SUPPLIED INFORMATION start

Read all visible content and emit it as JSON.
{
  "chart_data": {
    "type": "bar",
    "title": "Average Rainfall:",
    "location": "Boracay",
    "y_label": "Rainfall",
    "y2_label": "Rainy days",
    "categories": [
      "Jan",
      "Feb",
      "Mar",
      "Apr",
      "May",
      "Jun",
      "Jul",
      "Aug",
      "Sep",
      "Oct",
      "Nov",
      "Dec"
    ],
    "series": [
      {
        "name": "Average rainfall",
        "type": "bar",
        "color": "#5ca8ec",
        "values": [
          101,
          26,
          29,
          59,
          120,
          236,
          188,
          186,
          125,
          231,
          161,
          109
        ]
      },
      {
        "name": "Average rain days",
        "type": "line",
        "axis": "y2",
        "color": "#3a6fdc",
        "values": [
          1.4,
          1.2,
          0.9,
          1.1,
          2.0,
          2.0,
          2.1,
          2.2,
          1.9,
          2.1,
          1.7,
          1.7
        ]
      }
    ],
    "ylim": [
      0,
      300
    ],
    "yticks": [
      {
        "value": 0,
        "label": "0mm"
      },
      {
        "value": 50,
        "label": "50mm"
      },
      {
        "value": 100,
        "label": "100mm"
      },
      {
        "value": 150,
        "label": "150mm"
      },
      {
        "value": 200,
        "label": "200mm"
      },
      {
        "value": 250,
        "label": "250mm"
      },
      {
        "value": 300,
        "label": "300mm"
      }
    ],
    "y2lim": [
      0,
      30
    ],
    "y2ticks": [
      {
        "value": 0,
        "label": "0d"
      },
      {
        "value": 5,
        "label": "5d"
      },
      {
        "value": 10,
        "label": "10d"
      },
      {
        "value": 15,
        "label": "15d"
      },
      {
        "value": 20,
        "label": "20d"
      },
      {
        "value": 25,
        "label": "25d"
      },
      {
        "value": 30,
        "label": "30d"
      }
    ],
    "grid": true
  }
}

SUPPLIED INFORMATION end

■ CHALLENGE
Give only the number of lines in the entries above that contain the string "Average".

■ RESPONSE
3